(WHAT IS ASKED) Look for the string "this" in the lines and copy each line that has it.

(DATA SHOWN)
-=-=-=-=-
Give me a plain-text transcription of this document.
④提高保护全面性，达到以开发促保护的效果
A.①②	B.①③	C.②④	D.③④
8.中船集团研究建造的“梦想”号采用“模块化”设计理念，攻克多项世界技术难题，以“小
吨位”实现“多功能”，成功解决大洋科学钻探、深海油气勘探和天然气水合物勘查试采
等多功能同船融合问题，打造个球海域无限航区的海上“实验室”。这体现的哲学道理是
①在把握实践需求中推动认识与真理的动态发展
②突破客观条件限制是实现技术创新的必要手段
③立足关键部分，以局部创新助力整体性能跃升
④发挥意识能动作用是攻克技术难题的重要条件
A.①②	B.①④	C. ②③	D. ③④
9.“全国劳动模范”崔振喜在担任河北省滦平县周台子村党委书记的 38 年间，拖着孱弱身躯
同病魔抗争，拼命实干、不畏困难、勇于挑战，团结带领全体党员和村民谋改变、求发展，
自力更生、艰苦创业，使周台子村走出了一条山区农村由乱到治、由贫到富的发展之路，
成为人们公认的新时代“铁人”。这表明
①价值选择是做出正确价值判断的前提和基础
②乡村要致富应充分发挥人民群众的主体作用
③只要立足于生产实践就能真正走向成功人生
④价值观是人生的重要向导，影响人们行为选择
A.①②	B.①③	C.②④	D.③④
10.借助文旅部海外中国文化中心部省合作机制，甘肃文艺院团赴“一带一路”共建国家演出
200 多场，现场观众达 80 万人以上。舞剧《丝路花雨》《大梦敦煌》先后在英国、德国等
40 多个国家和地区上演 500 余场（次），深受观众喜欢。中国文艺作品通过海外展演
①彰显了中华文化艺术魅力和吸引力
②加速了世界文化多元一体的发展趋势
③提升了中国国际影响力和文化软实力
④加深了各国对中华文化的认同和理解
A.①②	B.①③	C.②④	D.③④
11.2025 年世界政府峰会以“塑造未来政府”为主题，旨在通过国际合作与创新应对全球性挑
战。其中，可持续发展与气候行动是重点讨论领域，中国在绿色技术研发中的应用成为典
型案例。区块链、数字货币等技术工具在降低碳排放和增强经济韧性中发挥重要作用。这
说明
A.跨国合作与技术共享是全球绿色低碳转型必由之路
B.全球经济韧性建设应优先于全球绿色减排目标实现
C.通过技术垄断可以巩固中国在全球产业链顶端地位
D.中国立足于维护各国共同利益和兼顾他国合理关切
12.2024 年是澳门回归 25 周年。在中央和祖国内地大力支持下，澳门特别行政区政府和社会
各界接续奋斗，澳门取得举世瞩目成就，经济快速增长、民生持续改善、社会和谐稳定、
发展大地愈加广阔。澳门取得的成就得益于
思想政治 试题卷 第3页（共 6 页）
-=-=-=-=-
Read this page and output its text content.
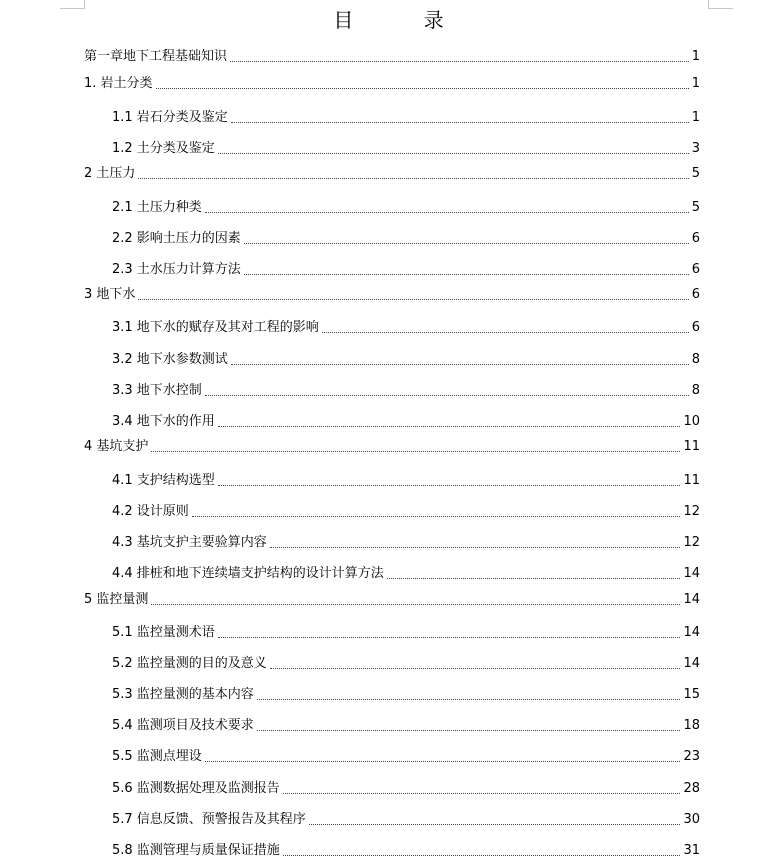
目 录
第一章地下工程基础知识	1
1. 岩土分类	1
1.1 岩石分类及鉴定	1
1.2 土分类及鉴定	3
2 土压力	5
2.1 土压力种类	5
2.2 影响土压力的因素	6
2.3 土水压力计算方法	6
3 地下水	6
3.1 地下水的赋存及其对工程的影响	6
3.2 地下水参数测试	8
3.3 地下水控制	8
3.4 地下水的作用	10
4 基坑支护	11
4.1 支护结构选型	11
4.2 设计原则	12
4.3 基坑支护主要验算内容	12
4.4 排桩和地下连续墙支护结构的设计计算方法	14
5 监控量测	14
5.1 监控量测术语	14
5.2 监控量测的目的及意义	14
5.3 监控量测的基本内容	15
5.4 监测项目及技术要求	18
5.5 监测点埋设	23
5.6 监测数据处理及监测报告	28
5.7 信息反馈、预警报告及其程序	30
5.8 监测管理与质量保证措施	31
-=-=-=-=-
(RESULT)
Give me a plain-text transcription of this document.
Read this page and output its text content.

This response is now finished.